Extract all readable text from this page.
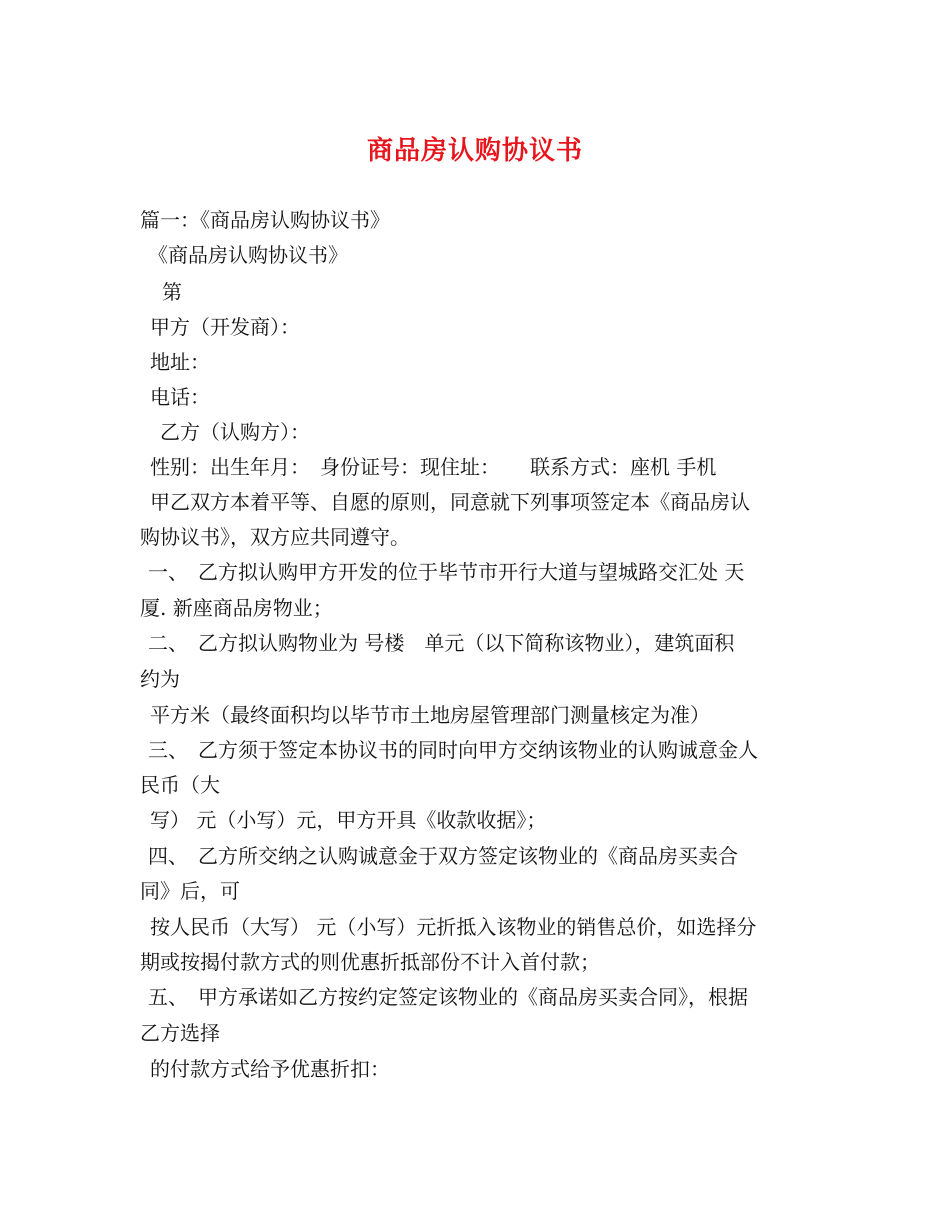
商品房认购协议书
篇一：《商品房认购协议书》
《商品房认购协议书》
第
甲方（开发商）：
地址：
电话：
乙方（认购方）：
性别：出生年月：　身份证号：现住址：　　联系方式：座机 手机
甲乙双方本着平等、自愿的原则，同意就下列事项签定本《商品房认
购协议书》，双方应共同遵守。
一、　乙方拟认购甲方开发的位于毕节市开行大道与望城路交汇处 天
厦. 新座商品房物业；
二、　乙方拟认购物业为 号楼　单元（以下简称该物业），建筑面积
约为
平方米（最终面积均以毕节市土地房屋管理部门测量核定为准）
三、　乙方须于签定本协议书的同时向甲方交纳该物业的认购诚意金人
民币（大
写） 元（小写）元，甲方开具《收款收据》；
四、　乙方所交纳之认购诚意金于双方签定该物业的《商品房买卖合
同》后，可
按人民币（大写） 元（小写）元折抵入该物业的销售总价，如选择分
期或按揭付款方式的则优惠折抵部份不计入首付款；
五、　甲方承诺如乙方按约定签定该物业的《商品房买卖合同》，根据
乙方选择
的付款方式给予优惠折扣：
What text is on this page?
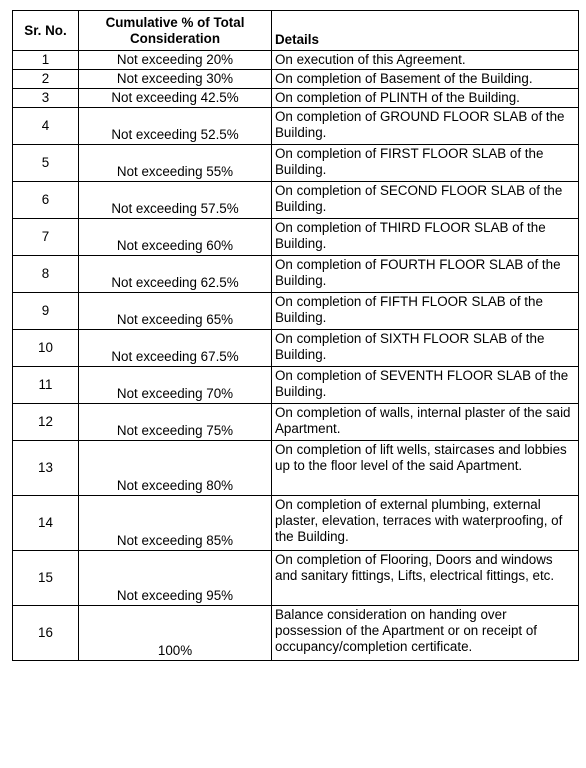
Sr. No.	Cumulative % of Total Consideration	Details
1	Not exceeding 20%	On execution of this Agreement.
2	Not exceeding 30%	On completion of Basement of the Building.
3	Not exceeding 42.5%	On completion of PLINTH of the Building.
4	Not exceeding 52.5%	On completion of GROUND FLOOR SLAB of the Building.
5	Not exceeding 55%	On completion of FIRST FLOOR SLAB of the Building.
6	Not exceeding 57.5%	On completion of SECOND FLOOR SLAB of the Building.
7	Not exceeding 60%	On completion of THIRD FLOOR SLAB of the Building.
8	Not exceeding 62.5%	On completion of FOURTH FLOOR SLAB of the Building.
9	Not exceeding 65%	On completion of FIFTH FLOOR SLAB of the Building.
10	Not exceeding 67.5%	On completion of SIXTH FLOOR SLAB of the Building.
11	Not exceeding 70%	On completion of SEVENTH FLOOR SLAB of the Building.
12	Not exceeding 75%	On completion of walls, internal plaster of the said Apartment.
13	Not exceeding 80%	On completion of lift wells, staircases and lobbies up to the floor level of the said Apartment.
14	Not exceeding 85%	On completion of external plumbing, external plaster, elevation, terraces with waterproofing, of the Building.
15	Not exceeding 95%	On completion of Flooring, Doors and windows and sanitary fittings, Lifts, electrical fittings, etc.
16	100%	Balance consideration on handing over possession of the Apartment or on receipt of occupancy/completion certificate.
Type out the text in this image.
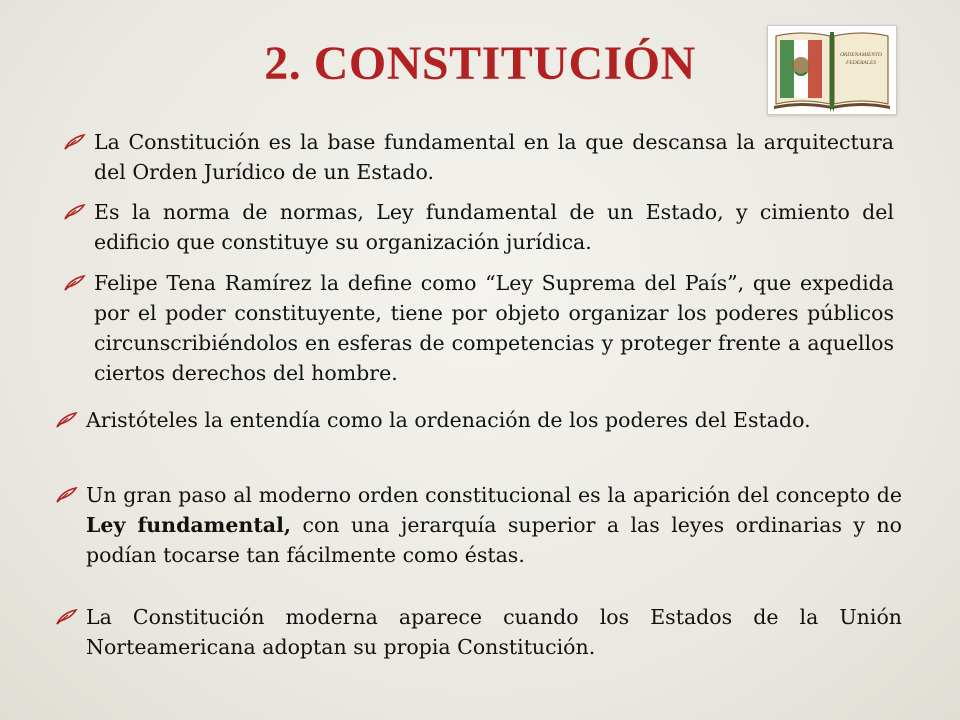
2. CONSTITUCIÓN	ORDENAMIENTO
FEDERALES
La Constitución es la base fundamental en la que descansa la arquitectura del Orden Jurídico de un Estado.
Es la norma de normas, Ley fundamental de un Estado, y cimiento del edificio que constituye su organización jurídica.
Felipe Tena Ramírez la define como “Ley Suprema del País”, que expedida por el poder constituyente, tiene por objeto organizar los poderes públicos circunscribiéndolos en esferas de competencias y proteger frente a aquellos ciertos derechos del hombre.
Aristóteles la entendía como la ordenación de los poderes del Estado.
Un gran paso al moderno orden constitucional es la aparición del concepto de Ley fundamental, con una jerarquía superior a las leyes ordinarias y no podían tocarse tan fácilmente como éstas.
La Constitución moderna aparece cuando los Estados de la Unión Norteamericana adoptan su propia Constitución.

■ Given request ■
Images in the data above are to be skipped. Retype all other material exactly.

■ Task answer ■
Extract all readable text from this page.
商品房认购协议书
篇一：《商品房认购协议书》
《商品房认购协议书》
第
甲方（开发商）：
地址：
电话：
乙方（认购方）：
性别：出生年月：　身份证号：现住址：　　联系方式：座机 手机
甲乙双方本着平等、自愿的原则，同意就下列事项签定本《商品房认
购协议书》，双方应共同遵守。
一、　乙方拟认购甲方开发的位于毕节市开行大道与望城路交汇处 天
厦. 新座商品房物业；
二、　乙方拟认购物业为 号楼　单元（以下简称该物业），建筑面积
约为
平方米（最终面积均以毕节市土地房屋管理部门测量核定为准）
三、　乙方须于签定本协议书的同时向甲方交纳该物业的认购诚意金人
民币（大
写） 元（小写）元，甲方开具《收款收据》；
四、　乙方所交纳之认购诚意金于双方签定该物业的《商品房买卖合
同》后，可
按人民币（大写） 元（小写）元折抵入该物业的销售总价，如选择分
期或按揭付款方式的则优惠折抵部份不计入首付款；
五、　甲方承诺如乙方按约定签定该物业的《商品房买卖合同》，根据
乙方选择
的付款方式给予优惠折扣：
What text is on this page?
Sr. No.	Cumulative % of Total Consideration	Details
1	Not exceeding 20%	On execution of this Agreement.
2	Not exceeding 30%	On completion of Basement of the Building.
3	Not exceeding 42.5%	On completion of PLINTH of the Building.
4	Not exceeding 52.5%	On completion of GROUND FLOOR SLAB of the Building.
5	Not exceeding 55%	On completion of FIRST FLOOR SLAB of the Building.
6	Not exceeding 57.5%	On completion of SECOND FLOOR SLAB of the Building.
7	Not exceeding 60%	On completion of THIRD FLOOR SLAB of the Building.
8	Not exceeding 62.5%	On completion of FOURTH FLOOR SLAB of the Building.
9	Not exceeding 65%	On completion of FIFTH FLOOR SLAB of the Building.
10	Not exceeding 67.5%	On completion of SIXTH FLOOR SLAB of the Building.
11	Not exceeding 70%	On completion of SEVENTH FLOOR SLAB of the Building.
12	Not exceeding 75%	On completion of walls, internal plaster of the said Apartment.
13	Not exceeding 80%	On completion of lift wells, staircases and lobbies up to the floor level of the said Apartment.
14	Not exceeding 85%	On completion of external plumbing, external plaster, elevation, terraces with waterproofing, of the Building.
15	Not exceeding 95%	On completion of Flooring, Doors and windows and sanitary fittings, Lifts, electrical fittings, etc.
16	100%	Balance consideration on handing over possession of the Apartment or on receipt of occupancy/completion certificate.
Type out the text in this image.
2. CONSTITUCIÓN	ORDENAMIENTO
FEDERALES
La Constitución es la base fundamental en la que descansa la arquitectura del Orden Jurídico de un Estado.
Es la norma de normas, Ley fundamental de un Estado, y cimiento del edificio que constituye su organización jurídica.
Felipe Tena Ramírez la define como “Ley Suprema del País”, que expedida por el poder constituyente, tiene por objeto organizar los poderes públicos circunscribiéndolos en esferas de competencias y proteger frente a aquellos ciertos derechos del hombre.
Aristóteles la entendía como la ordenación de los poderes del Estado.
Un gran paso al moderno orden constitucional es la aparición del concepto de Ley fundamental, con una jerarquía superior a las leyes ordinarias y no podían tocarse tan fácilmente como éstas.
La Constitución moderna aparece cuando los Estados de la Unión Norteamericana adoptan su propia Constitución.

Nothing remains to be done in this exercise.